§ Data for this task:
★ ★ ★
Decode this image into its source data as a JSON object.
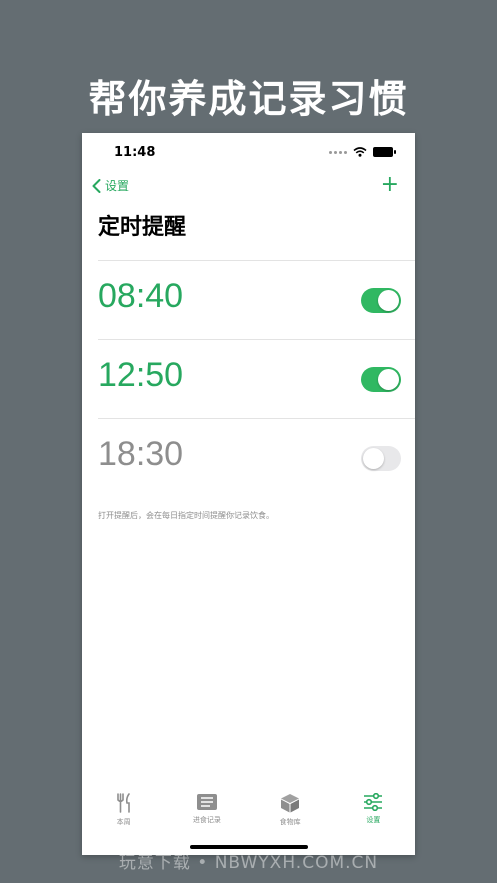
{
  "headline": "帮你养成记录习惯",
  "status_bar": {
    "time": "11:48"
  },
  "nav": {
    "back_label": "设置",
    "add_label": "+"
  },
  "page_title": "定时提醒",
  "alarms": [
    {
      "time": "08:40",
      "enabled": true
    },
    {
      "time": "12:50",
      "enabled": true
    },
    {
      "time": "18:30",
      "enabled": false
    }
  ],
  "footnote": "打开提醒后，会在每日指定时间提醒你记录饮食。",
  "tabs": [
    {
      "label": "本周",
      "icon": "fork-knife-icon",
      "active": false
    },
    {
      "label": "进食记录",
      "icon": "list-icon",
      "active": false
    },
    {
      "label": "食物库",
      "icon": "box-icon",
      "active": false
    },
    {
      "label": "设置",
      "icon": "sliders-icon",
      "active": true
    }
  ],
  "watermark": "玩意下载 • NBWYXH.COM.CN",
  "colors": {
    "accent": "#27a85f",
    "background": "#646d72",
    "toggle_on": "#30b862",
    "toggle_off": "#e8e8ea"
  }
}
★ ★ ★
§ Prompt:
Transcribe the material exactly, leaving every picture out.

§ Task answer:
Decode this image into its source data as a JSON object.
{
  "headline": "帮你养成记录习惯",
  "status_bar": {
    "time": "11:48"
  },
  "nav": {
    "back_label": "设置",
    "add_label": "+"
  },
  "page_title": "定时提醒",
  "alarms": [
    {
      "time": "08:40",
      "enabled": true
    },
    {
      "time": "12:50",
      "enabled": true
    },
    {
      "time": "18:30",
      "enabled": false
    }
  ],
  "footnote": "打开提醒后，会在每日指定时间提醒你记录饮食。",
  "tabs": [
    {
      "label": "本周",
      "icon": "fork-knife-icon",
      "active": false
    },
    {
      "label": "进食记录",
      "icon": "list-icon",
      "active": false
    },
    {
      "label": "食物库",
      "icon": "box-icon",
      "active": false
    },
    {
      "label": "设置",
      "icon": "sliders-icon",
      "active": true
    }
  ],
  "watermark": "玩意下载 • NBWYXH.COM.CN",
  "colors": {
    "accent": "#27a85f",
    "background": "#646d72",
    "toggle_on": "#30b862",
    "toggle_off": "#e8e8ea"
  }
}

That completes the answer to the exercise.